Dataset rows about figures:
######

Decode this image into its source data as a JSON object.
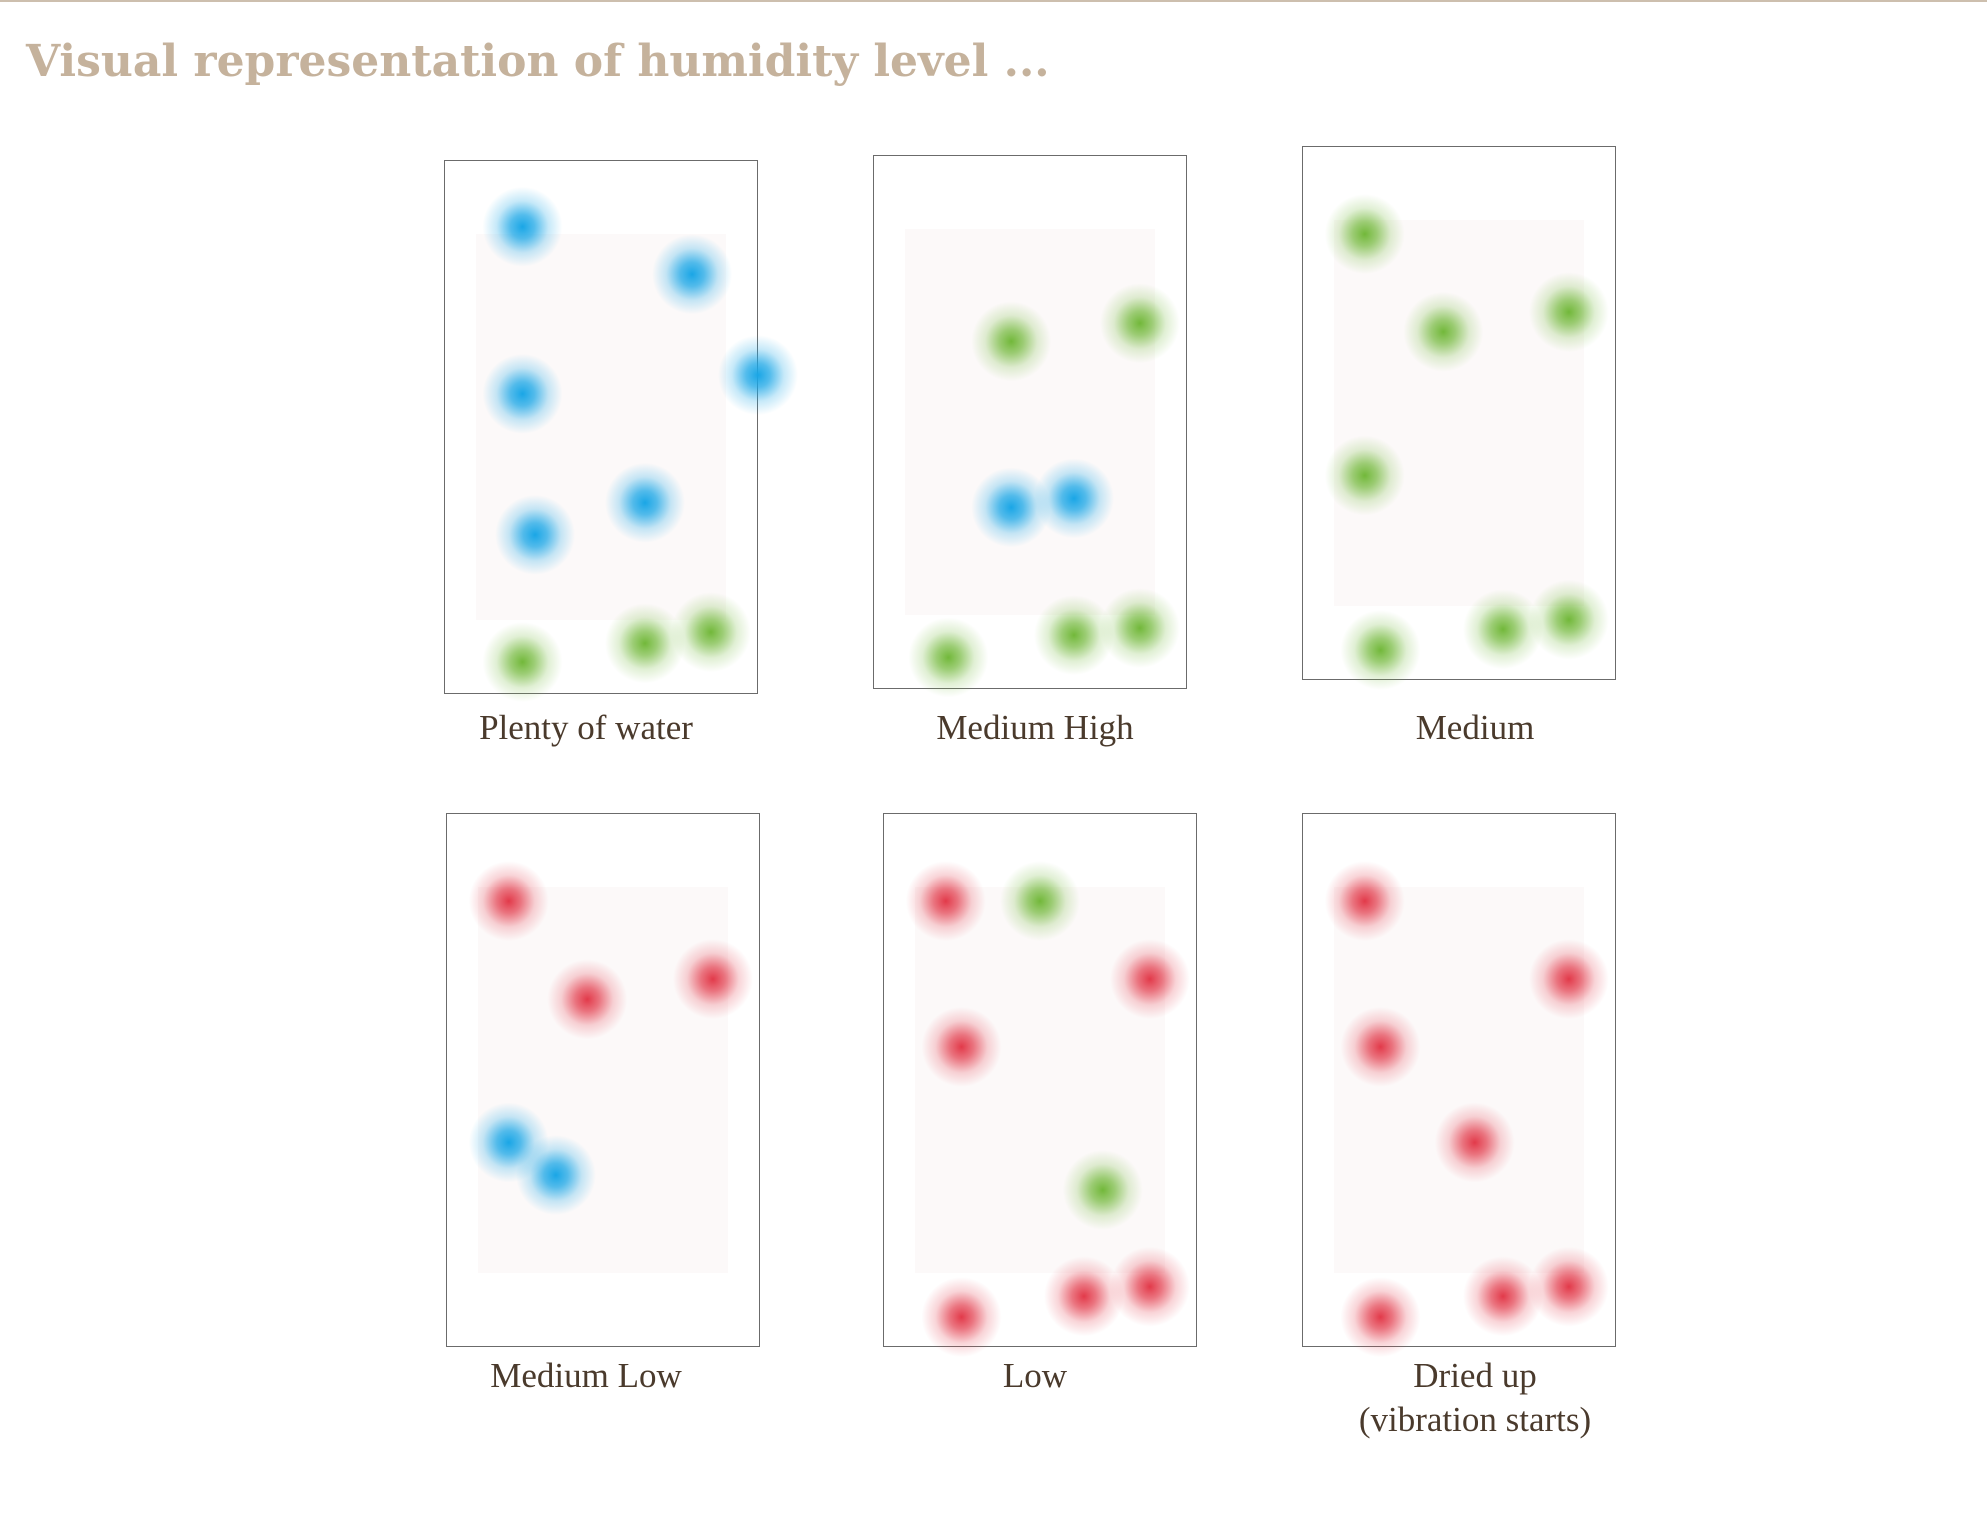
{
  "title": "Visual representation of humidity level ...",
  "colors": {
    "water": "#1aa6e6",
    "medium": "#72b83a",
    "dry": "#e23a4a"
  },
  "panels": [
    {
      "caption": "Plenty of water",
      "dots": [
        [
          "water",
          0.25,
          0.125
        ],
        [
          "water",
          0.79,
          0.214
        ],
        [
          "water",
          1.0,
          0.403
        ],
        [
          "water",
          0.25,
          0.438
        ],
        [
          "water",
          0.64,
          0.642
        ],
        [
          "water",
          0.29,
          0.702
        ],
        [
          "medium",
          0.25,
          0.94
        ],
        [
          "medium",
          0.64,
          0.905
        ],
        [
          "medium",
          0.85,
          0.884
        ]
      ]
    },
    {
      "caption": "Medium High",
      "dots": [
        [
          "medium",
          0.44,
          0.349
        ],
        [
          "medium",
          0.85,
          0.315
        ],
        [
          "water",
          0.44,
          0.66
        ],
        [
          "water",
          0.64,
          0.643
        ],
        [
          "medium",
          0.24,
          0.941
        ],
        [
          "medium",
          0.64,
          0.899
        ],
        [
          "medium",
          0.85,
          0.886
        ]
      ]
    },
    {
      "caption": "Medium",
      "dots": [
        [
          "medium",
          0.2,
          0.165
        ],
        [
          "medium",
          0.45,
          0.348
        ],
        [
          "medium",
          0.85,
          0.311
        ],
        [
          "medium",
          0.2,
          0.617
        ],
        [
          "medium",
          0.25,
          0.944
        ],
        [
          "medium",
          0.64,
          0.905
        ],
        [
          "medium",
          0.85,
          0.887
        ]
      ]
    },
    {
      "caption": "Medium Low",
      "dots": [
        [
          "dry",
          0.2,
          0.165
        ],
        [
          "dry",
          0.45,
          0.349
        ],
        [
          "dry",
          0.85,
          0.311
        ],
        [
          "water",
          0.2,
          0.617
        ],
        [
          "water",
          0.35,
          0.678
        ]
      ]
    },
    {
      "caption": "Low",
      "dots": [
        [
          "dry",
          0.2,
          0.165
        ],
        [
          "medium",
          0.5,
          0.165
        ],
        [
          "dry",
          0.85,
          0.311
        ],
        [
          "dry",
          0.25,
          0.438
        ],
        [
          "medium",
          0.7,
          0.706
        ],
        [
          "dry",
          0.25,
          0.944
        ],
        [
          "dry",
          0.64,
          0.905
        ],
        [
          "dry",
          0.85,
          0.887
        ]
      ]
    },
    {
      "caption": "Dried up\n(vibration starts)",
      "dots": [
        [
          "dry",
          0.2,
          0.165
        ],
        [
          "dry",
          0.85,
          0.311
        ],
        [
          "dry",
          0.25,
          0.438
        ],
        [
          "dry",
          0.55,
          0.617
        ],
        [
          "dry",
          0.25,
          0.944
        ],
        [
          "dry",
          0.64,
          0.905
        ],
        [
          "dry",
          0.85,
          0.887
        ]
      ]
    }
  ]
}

######

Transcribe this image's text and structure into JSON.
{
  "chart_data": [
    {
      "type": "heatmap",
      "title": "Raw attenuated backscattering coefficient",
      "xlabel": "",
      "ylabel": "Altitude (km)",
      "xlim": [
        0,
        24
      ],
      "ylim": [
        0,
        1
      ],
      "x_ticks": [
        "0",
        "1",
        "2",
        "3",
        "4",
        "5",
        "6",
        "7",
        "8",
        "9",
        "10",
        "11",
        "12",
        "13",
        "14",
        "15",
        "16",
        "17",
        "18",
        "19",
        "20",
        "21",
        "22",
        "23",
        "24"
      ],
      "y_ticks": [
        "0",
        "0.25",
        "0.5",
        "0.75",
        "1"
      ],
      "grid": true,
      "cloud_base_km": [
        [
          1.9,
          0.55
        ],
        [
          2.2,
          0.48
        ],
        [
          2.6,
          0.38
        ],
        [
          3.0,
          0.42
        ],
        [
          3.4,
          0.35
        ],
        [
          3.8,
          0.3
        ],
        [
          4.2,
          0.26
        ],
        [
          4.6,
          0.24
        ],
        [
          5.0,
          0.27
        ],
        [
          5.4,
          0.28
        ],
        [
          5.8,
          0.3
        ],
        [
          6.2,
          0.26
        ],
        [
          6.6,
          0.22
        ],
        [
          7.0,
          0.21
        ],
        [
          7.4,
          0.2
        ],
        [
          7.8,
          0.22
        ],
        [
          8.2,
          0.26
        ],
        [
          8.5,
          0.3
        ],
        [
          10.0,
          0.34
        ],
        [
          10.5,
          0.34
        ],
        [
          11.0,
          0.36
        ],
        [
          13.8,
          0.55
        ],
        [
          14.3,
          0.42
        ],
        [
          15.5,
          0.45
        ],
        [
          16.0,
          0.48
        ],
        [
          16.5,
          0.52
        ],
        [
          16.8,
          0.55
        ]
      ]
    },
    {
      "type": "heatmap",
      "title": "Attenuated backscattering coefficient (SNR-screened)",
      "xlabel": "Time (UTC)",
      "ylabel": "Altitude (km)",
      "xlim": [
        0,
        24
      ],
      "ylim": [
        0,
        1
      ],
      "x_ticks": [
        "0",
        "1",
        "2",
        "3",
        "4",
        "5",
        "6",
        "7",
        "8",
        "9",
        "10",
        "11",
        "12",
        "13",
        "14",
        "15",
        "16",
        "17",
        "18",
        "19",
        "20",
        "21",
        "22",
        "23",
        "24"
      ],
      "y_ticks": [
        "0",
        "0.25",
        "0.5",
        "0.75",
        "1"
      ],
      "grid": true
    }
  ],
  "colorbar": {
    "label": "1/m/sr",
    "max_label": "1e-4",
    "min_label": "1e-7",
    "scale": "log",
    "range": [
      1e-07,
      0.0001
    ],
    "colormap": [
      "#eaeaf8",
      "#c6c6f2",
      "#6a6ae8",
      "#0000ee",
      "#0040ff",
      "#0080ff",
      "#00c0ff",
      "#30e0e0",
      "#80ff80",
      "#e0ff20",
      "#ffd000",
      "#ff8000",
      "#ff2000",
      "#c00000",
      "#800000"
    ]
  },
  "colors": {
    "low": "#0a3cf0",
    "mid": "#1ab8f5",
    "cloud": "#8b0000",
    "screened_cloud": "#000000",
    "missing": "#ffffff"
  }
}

######

WHAT IS NEEDED: Gather all lines where the word "backscattering" appears.

EXERCISE SOLUTION:
      "title": "Raw attenuated backscattering coefficient",
      "title": "Attenuated backscattering coefficient (SNR-screened)",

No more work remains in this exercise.